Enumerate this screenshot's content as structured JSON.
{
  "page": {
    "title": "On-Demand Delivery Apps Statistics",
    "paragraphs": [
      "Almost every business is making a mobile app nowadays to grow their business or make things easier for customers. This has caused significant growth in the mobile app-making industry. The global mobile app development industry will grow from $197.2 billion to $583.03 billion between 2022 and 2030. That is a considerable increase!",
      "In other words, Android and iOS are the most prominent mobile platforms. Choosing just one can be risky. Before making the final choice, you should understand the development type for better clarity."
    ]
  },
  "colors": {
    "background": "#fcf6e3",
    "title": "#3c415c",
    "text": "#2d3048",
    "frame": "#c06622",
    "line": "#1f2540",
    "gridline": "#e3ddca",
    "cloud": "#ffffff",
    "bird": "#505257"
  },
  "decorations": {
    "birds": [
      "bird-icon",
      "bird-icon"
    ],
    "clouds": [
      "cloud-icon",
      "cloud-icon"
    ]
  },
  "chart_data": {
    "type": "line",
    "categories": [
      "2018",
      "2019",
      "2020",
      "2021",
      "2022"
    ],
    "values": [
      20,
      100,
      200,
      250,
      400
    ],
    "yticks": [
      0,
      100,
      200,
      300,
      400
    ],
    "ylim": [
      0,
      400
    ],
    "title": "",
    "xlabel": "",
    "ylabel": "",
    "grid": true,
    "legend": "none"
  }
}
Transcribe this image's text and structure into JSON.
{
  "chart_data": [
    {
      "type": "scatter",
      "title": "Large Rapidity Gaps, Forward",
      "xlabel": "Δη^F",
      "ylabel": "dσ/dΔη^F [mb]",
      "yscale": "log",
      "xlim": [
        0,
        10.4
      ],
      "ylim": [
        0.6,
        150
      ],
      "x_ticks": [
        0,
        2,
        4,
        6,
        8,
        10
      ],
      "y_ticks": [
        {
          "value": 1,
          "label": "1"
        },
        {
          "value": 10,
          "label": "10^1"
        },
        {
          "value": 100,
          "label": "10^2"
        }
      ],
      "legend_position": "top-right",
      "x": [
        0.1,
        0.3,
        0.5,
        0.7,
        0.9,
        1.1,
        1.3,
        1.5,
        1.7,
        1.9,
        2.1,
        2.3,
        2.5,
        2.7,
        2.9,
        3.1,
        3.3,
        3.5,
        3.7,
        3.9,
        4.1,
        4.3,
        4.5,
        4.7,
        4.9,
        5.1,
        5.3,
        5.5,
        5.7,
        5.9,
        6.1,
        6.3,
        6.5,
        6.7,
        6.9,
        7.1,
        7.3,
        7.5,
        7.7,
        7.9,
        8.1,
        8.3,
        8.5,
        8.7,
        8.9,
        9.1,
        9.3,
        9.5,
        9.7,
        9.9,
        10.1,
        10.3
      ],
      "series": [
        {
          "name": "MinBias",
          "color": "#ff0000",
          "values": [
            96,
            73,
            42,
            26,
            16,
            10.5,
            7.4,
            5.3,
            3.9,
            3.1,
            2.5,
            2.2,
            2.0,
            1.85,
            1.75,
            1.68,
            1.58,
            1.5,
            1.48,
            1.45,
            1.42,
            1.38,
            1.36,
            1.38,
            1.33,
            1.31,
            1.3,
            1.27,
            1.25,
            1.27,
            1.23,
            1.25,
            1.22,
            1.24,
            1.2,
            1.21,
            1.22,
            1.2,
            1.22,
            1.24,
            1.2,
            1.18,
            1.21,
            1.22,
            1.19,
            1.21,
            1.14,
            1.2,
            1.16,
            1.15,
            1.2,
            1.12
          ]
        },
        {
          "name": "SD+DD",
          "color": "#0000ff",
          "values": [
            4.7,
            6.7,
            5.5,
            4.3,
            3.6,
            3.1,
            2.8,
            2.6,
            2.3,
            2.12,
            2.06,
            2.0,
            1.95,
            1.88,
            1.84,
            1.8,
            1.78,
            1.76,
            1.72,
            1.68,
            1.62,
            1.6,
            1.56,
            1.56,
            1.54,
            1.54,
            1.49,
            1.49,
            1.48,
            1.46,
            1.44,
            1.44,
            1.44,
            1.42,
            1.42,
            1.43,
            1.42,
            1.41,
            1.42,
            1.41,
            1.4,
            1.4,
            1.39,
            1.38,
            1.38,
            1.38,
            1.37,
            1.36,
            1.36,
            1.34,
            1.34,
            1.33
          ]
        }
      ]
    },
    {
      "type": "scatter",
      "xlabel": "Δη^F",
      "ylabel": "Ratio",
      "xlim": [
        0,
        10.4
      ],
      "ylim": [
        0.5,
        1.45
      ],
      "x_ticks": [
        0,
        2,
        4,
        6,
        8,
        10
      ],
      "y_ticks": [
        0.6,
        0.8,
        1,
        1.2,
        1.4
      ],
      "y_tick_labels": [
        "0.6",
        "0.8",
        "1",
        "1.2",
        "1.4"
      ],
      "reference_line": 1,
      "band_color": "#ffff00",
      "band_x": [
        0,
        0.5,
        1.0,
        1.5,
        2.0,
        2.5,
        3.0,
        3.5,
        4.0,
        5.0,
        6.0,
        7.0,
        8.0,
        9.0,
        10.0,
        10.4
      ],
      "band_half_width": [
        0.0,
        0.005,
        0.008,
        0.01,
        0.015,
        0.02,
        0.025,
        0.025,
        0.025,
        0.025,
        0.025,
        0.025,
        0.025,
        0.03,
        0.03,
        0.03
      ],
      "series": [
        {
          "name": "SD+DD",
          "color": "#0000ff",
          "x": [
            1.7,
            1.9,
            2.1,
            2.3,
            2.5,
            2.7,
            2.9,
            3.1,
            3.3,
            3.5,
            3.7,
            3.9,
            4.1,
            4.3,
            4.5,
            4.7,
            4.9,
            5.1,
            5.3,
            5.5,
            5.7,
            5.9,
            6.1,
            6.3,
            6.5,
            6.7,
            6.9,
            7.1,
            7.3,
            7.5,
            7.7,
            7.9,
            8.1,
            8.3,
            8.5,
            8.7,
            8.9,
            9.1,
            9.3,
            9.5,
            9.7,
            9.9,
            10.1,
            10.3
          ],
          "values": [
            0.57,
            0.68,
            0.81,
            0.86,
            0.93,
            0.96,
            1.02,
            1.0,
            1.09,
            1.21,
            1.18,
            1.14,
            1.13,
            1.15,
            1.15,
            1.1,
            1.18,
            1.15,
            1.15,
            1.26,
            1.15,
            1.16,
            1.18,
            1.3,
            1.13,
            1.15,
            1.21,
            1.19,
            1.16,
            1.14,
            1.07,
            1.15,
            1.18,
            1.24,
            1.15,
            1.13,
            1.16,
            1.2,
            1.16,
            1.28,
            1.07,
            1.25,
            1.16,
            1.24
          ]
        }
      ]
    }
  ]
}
________________________
**Directions**
From the records above, pull out every line containing the word "text".

**Solution for this exercise**
    "text": "#2d3048",
Transcribe this image's text and structure into JSON.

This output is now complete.